RECORDS PROVIDED

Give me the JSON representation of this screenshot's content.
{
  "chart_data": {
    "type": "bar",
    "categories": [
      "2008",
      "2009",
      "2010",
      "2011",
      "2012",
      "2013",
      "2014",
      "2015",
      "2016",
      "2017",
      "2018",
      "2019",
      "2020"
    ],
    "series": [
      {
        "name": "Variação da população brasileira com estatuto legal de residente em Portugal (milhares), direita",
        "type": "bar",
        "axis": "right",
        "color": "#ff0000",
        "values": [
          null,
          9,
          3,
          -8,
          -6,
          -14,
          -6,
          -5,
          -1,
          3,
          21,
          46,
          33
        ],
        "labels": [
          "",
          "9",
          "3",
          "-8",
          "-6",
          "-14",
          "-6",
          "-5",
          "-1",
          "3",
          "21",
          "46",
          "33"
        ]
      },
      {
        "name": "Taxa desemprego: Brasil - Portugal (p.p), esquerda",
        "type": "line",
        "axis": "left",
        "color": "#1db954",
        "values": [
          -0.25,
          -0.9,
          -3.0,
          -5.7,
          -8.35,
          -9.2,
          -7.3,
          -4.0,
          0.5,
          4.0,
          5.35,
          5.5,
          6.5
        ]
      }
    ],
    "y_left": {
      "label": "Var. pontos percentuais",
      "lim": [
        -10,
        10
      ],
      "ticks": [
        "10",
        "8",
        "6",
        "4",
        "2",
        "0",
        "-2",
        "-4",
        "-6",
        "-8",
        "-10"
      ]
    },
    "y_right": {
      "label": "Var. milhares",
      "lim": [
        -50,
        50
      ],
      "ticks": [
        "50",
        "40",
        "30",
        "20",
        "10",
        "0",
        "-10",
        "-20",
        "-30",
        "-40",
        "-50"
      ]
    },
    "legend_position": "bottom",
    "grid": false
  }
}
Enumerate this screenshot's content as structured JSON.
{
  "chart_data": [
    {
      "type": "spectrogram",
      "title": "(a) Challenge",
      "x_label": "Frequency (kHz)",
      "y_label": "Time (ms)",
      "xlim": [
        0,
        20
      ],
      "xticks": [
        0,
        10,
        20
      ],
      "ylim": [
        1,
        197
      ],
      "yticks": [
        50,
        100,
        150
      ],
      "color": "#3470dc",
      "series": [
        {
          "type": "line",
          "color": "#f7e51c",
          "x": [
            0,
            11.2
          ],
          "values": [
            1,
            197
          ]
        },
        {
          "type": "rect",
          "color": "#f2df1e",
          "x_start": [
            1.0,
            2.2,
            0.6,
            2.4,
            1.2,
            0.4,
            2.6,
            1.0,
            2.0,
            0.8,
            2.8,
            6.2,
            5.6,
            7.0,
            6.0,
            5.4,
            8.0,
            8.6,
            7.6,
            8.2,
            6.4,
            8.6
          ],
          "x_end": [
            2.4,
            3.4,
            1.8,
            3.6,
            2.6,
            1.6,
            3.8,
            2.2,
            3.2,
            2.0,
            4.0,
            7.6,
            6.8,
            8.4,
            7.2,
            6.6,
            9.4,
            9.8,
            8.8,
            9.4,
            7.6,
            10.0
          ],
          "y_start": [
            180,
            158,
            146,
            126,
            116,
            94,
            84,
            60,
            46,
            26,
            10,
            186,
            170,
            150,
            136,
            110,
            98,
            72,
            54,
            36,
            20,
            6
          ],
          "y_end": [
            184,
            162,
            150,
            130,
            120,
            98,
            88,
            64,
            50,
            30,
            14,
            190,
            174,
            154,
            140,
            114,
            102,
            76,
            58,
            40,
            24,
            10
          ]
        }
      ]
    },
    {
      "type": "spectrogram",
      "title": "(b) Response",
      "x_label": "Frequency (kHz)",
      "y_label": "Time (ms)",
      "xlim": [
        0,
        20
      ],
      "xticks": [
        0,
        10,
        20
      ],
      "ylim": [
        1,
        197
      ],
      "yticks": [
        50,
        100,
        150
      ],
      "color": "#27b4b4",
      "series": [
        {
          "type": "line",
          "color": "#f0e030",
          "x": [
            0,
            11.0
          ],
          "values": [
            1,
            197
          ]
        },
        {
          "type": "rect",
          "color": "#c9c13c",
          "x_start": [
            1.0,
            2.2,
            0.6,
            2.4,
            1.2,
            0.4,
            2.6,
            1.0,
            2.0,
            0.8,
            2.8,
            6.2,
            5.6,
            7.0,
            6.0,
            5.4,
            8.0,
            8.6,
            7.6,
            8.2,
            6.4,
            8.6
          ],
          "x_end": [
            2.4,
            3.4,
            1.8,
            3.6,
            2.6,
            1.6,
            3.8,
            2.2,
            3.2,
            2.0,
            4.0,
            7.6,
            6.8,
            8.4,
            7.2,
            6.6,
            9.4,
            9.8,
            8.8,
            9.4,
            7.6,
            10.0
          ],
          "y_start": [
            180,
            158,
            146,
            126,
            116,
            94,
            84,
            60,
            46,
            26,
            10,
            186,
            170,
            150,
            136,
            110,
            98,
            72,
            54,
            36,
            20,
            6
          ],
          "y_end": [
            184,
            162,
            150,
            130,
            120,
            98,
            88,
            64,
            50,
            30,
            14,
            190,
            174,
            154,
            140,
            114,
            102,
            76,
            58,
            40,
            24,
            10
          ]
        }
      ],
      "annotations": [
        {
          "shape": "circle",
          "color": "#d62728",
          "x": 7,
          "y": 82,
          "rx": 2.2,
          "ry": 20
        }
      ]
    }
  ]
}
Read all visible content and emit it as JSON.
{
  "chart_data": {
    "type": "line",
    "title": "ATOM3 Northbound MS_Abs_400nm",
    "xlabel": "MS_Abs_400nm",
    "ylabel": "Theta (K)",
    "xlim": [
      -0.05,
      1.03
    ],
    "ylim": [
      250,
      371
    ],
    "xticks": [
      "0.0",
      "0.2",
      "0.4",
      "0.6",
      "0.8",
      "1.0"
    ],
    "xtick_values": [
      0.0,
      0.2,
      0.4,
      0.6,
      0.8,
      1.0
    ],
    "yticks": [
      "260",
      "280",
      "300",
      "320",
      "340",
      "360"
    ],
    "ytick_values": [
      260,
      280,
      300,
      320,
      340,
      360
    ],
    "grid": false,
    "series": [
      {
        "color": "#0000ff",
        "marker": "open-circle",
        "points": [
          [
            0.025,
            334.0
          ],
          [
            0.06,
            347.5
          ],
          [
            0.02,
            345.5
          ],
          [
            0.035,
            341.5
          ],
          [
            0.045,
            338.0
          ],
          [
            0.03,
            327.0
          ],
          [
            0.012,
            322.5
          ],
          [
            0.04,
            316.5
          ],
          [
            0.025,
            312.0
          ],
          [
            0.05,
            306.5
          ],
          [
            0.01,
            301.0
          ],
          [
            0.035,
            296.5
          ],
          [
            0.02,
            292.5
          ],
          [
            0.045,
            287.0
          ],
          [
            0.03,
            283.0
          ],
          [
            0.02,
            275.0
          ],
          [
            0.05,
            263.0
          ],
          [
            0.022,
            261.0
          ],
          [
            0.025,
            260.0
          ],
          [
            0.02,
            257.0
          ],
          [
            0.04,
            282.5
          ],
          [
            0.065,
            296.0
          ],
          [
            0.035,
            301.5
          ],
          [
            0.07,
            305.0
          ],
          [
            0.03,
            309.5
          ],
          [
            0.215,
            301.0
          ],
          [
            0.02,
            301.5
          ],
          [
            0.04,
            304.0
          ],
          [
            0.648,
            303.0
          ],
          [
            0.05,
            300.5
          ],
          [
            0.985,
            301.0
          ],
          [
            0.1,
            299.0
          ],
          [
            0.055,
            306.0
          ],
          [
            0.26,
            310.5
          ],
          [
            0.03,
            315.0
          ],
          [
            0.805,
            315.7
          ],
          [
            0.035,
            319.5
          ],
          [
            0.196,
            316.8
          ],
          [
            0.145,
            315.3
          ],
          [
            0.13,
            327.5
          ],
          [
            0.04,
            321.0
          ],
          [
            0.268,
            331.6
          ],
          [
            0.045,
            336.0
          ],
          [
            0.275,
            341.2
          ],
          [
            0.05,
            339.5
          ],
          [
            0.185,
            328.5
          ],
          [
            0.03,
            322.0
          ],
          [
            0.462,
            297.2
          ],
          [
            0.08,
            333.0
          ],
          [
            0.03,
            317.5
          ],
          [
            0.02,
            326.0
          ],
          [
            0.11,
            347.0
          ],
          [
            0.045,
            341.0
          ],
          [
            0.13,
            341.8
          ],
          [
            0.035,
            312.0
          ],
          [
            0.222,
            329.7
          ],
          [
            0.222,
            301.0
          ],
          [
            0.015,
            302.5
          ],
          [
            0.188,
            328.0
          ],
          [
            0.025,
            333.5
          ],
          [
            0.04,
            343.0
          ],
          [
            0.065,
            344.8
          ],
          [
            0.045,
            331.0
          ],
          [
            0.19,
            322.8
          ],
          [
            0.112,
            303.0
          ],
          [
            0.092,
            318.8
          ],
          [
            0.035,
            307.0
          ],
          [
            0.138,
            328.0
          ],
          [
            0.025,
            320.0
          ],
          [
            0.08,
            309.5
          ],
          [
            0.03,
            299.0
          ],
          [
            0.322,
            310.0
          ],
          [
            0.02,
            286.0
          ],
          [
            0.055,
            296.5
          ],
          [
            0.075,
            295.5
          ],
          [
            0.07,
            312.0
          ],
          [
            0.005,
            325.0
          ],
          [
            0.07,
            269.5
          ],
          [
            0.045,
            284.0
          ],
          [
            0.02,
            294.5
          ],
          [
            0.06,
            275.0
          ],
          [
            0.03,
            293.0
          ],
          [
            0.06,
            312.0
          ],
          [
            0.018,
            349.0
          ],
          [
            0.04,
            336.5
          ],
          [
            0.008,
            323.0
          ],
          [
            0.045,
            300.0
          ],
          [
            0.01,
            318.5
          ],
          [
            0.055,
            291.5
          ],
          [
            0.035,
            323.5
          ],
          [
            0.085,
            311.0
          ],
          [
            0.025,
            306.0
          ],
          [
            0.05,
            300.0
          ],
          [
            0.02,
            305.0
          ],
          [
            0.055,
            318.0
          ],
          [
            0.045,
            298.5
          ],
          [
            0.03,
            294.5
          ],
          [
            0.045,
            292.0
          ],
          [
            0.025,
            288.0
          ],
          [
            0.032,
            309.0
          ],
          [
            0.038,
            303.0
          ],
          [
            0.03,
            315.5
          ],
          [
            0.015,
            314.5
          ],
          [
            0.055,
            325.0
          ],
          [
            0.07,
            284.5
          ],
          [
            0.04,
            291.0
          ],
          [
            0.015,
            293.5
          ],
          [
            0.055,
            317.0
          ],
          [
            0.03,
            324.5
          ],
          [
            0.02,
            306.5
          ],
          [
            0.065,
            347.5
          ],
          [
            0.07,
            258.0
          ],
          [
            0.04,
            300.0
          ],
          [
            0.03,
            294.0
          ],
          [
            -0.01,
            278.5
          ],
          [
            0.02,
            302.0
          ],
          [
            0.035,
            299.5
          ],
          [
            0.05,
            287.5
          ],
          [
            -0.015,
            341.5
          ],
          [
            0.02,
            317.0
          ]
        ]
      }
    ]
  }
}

WORK TO COMPLETE
Work through the data and report how many of its lines hold the word "Portugal", giving only the figure.

ANSWER TO THIS TASK
2